Exercise objective
Only the pictures are left out: repeat the rest of the entries exactly.

Listed entries
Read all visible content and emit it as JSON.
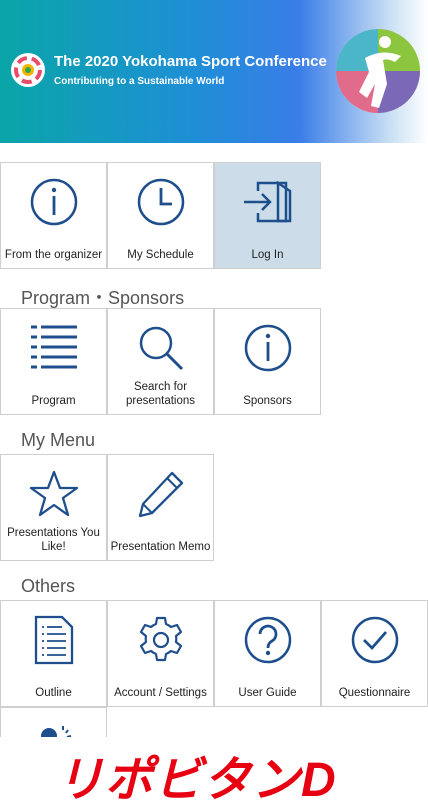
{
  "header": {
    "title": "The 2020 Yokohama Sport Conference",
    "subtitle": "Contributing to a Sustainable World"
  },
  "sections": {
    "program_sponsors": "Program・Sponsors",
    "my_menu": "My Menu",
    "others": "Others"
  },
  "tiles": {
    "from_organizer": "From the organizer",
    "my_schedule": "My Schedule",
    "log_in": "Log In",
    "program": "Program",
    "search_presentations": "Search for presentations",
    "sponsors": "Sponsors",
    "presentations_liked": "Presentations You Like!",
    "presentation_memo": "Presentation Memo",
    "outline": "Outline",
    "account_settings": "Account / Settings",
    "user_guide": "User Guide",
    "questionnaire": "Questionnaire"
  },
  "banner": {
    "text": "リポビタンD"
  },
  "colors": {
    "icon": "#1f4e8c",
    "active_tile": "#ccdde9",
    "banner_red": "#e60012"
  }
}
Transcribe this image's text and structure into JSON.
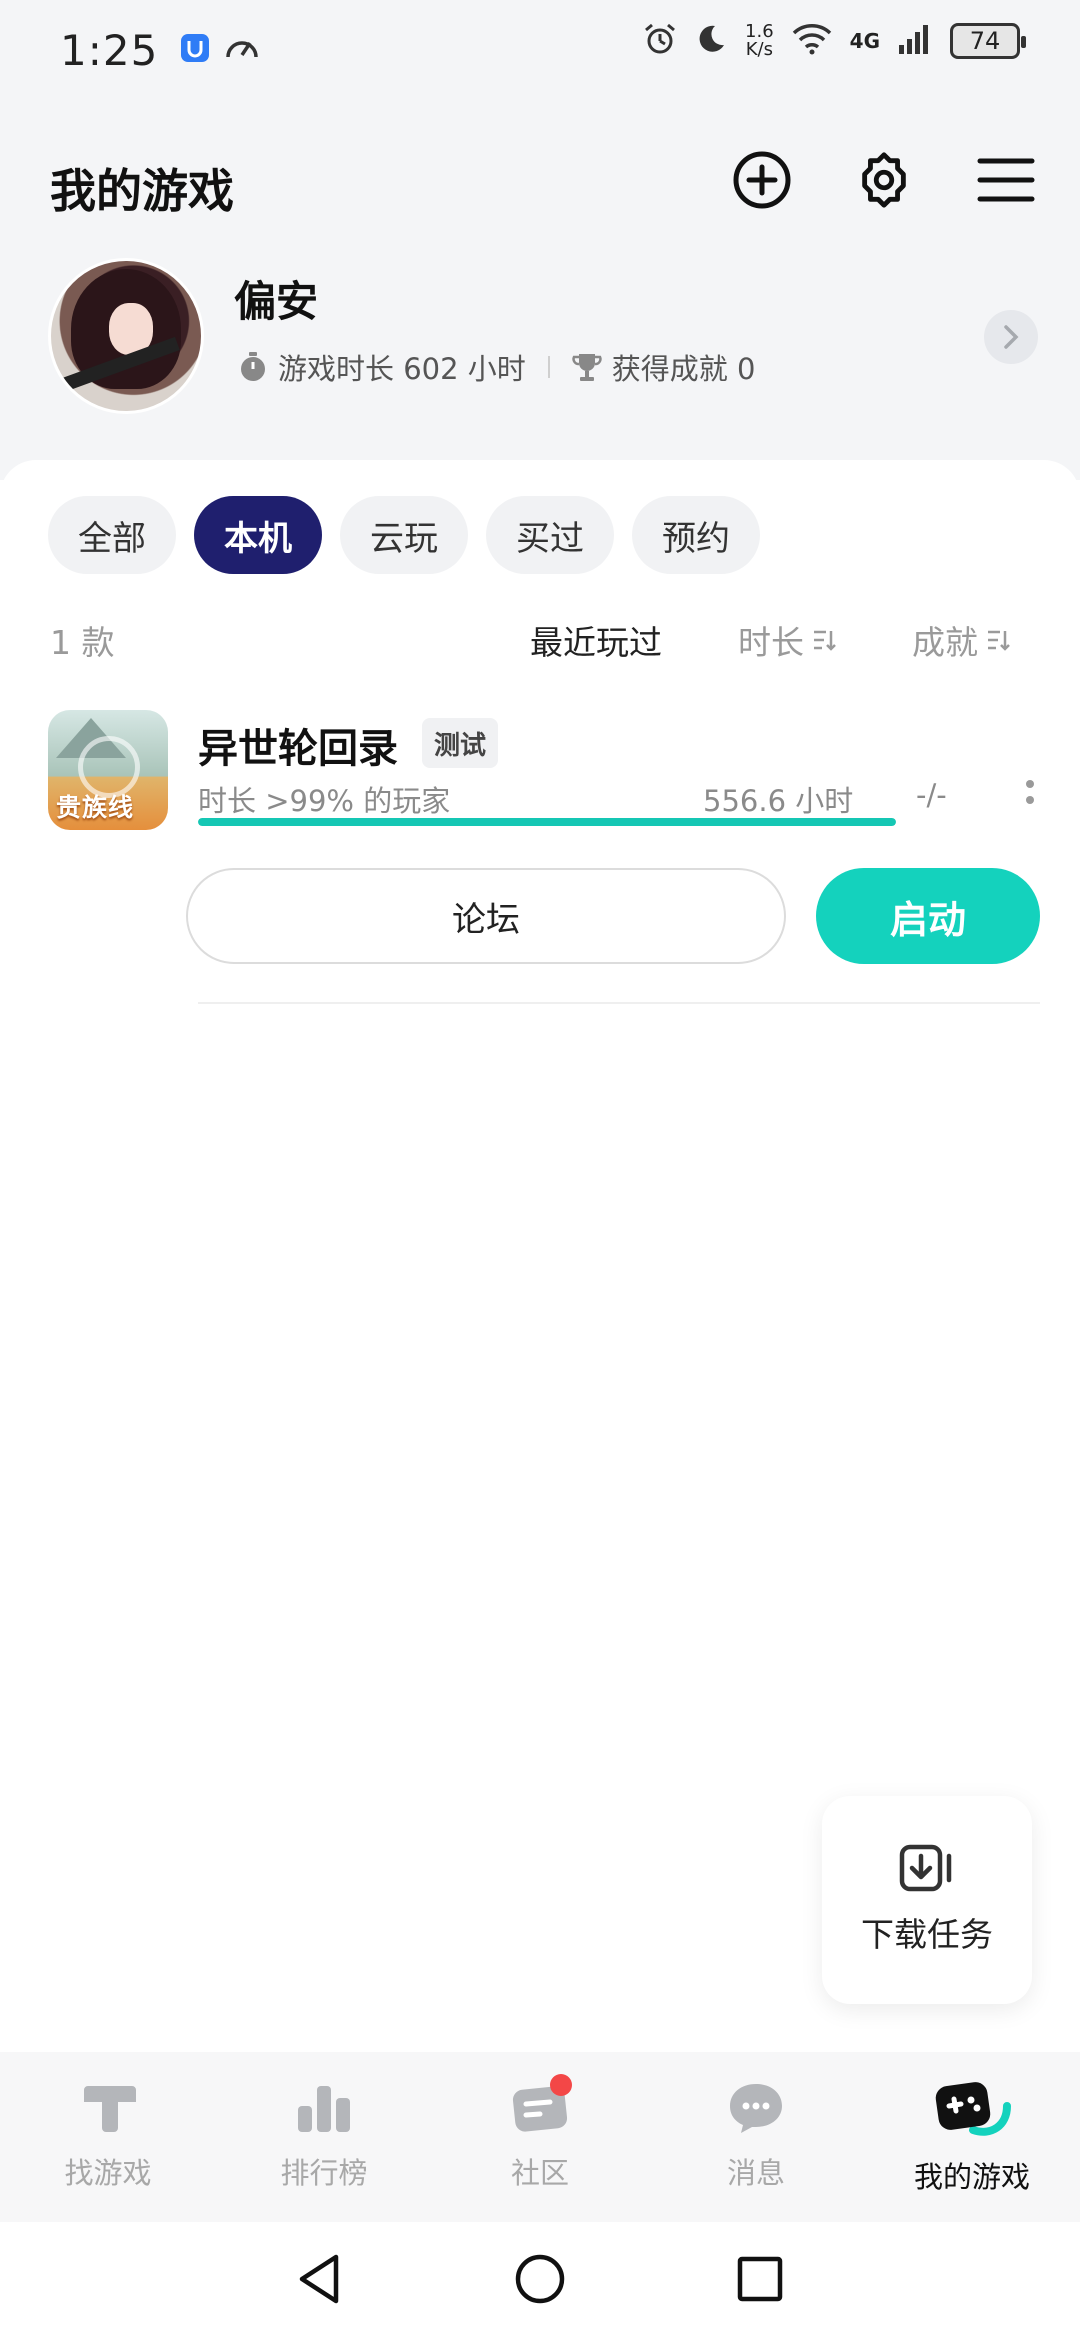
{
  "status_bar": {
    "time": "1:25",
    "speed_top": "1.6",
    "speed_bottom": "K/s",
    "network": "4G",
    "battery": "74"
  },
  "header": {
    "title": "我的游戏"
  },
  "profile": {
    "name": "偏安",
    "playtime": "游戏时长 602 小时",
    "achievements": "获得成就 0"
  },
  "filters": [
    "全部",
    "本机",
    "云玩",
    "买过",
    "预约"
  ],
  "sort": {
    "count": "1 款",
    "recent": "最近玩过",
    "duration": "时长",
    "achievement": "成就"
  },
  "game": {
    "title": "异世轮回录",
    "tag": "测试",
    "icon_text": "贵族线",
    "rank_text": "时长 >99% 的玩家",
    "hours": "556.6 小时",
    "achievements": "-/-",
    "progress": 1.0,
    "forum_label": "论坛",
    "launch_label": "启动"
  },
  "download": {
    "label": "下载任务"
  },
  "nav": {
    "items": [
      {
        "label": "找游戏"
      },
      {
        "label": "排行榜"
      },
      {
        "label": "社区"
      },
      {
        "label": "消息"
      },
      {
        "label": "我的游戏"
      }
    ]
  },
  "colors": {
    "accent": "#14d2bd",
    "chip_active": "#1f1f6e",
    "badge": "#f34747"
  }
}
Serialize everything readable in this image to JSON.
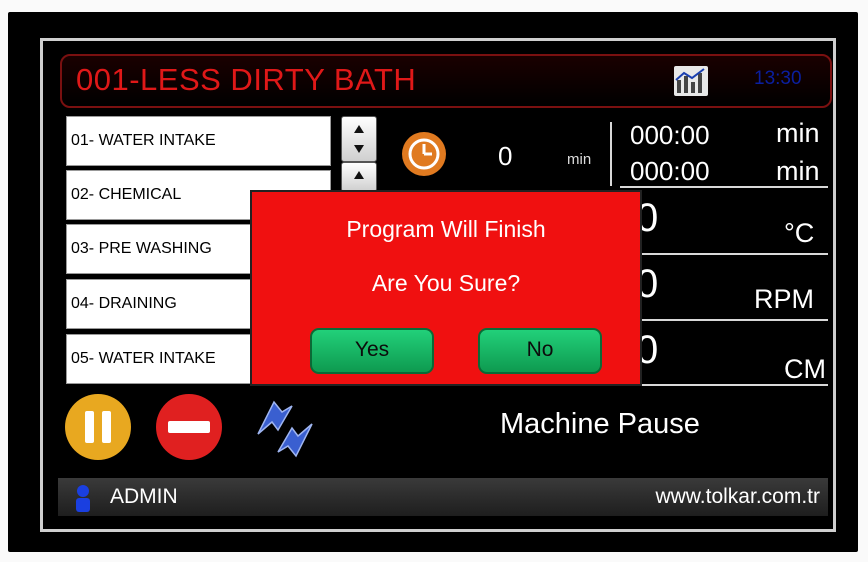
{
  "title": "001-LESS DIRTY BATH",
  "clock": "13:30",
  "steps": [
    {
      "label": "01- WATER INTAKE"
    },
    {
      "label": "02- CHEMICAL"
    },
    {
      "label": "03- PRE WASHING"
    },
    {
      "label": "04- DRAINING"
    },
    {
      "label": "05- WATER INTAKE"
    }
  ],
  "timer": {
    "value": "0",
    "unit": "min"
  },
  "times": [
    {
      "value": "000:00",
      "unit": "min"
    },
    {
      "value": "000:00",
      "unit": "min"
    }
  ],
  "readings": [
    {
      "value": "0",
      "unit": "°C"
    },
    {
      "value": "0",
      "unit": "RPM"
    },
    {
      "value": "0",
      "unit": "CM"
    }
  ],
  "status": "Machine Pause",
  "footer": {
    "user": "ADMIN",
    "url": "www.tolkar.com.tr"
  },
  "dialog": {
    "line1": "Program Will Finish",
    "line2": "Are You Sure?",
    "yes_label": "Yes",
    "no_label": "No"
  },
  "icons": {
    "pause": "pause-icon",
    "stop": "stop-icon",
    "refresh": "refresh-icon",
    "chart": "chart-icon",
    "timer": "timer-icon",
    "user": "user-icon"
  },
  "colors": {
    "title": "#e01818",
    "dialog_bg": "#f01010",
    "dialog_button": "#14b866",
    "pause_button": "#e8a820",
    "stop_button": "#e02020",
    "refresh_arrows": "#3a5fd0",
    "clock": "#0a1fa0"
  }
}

Reply to the task
Read all visible content and emit it as JSON.
{
  "header": {
    "title": "The 2020 Yokohama Sport Conference",
    "subtitle": "Contributing to a Sustainable World"
  },
  "sections": {
    "program_sponsors": "Program・Sponsors",
    "my_menu": "My Menu",
    "others": "Others"
  },
  "tiles": {
    "from_organizer": "From the organizer",
    "my_schedule": "My Schedule",
    "log_in": "Log In",
    "program": "Program",
    "search_presentations": "Search for presentations",
    "sponsors": "Sponsors",
    "presentations_liked": "Presentations You Like!",
    "presentation_memo": "Presentation Memo",
    "outline": "Outline",
    "account_settings": "Account / Settings",
    "user_guide": "User Guide",
    "questionnaire": "Questionnaire"
  },
  "banner": {
    "text": "リポビタンD"
  },
  "colors": {
    "icon": "#1f4e8c",
    "active_tile": "#ccdde9",
    "banner_red": "#e60012"
  }
}
Transcribe this image's text and structure into JSON.
{
  "status_bar": {
    "time": "1:25",
    "speed_top": "1.6",
    "speed_bottom": "K/s",
    "network": "4G",
    "battery": "74"
  },
  "header": {
    "title": "我的游戏"
  },
  "profile": {
    "name": "偏安",
    "playtime": "游戏时长 602 小时",
    "achievements": "获得成就 0"
  },
  "filters": [
    "全部",
    "本机",
    "云玩",
    "买过",
    "预约"
  ],
  "sort": {
    "count": "1 款",
    "recent": "最近玩过",
    "duration": "时长",
    "achievement": "成就"
  },
  "game": {
    "title": "异世轮回录",
    "tag": "测试",
    "icon_text": "贵族线",
    "rank_text": "时长 >99% 的玩家",
    "hours": "556.6 小时",
    "achievements": "-/-",
    "progress": 1.0,
    "forum_label": "论坛",
    "launch_label": "启动"
  },
  "download": {
    "label": "下载任务"
  },
  "nav": {
    "items": [
      {
        "label": "找游戏"
      },
      {
        "label": "排行榜"
      },
      {
        "label": "社区"
      },
      {
        "label": "消息"
      },
      {
        "label": "我的游戏"
      }
    ]
  },
  "colors": {
    "accent": "#14d2bd",
    "chip_active": "#1f1f6e",
    "badge": "#f34747"
  }
}
Serialize everything readable in this image to JSON.
{
  "title": "001-LESS DIRTY BATH",
  "clock": "13:30",
  "steps": [
    {
      "label": "01- WATER INTAKE"
    },
    {
      "label": "02- CHEMICAL"
    },
    {
      "label": "03- PRE WASHING"
    },
    {
      "label": "04- DRAINING"
    },
    {
      "label": "05- WATER INTAKE"
    }
  ],
  "timer": {
    "value": "0",
    "unit": "min"
  },
  "times": [
    {
      "value": "000:00",
      "unit": "min"
    },
    {
      "value": "000:00",
      "unit": "min"
    }
  ],
  "readings": [
    {
      "value": "0",
      "unit": "°C"
    },
    {
      "value": "0",
      "unit": "RPM"
    },
    {
      "value": "0",
      "unit": "CM"
    }
  ],
  "status": "Machine Pause",
  "footer": {
    "user": "ADMIN",
    "url": "www.tolkar.com.tr"
  },
  "dialog": {
    "line1": "Program Will Finish",
    "line2": "Are You Sure?",
    "yes_label": "Yes",
    "no_label": "No"
  },
  "icons": {
    "pause": "pause-icon",
    "stop": "stop-icon",
    "refresh": "refresh-icon",
    "chart": "chart-icon",
    "timer": "timer-icon",
    "user": "user-icon"
  },
  "colors": {
    "title": "#e01818",
    "dialog_bg": "#f01010",
    "dialog_button": "#14b866",
    "pause_button": "#e8a820",
    "stop_button": "#e02020",
    "refresh_arrows": "#3a5fd0",
    "clock": "#0a1fa0"
  }
}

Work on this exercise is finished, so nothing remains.